[Start of DATA]

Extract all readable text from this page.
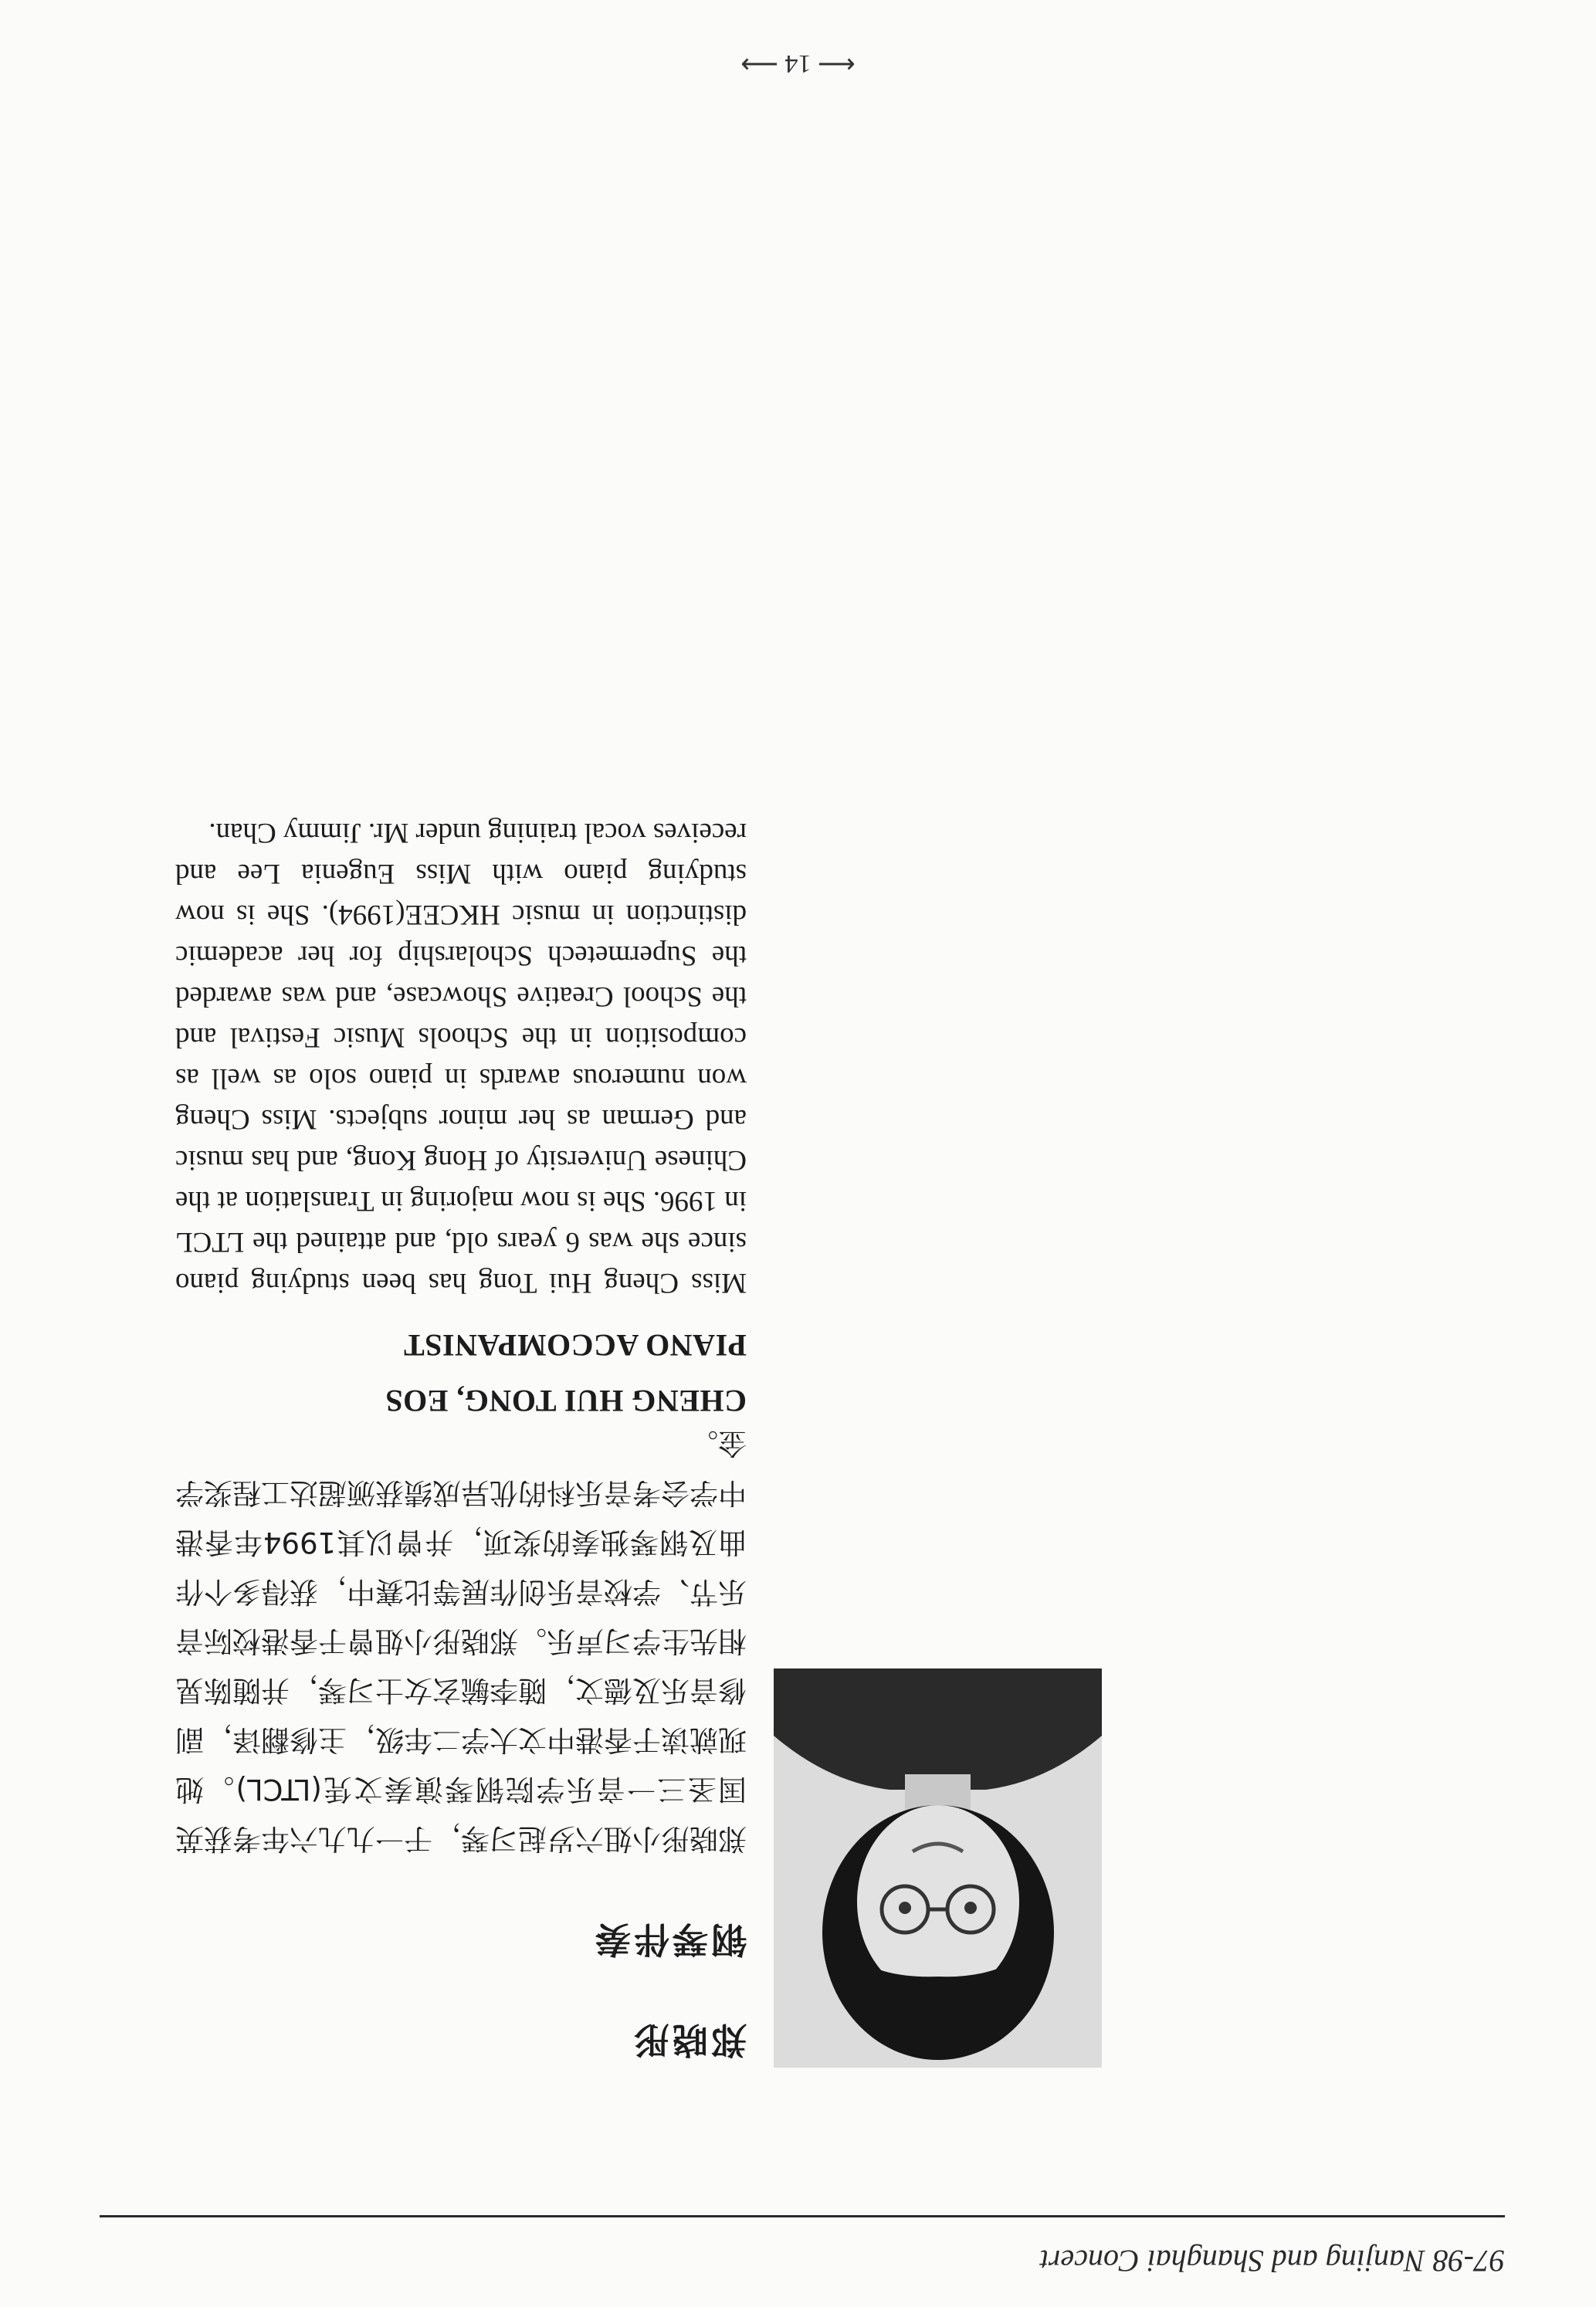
97-98 Nanjing and Shanghai Concert
郑晓彤
钢琴伴奏
郑晓彤小姐六岁起习琴，于一九九六年考获英国圣三一音乐学院钢琴演奏文凭(LTCL)。她现就读于香港中文大学二年级，主修翻译，副修音乐及德文，随李毓玄女士习琴，并随陈晃相先生学习声乐。郑晓彤小姐曾于香港校际音乐节、学校音乐创作展等比赛中，获得多个作曲及钢琴独奏的奖项，并曾以其1994年香港中学会考音乐科的优异成绩获颁超达工程奖学金。
CHENG HUI TONG, EOS
PIANO ACCOMPANIST
Miss Cheng Hui Tong has been studying piano since she was 6 years old, and attained the LTCL in 1996. She is now majoring in Translation at the Chinese University of Hong Kong, and has music and German as her minor subjects. Miss Cheng won numerous awards in piano solo as well as composition in the Schools Music Festival and the School Creative Showcase, and was awarded the Supermetech Scholarship for her academic distinction in music HKCEE(1994). She is now studying piano with Miss Eugenia Lee and receives vocal training under Mr. Jimmy Chan.
⟵ 14 ⟶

[End of DATA]

* **WHAT THE TASK ASKS**
Answer with a single number: the count of lines holding the word "LTCL".

* **EXPECTED ANSWER**
2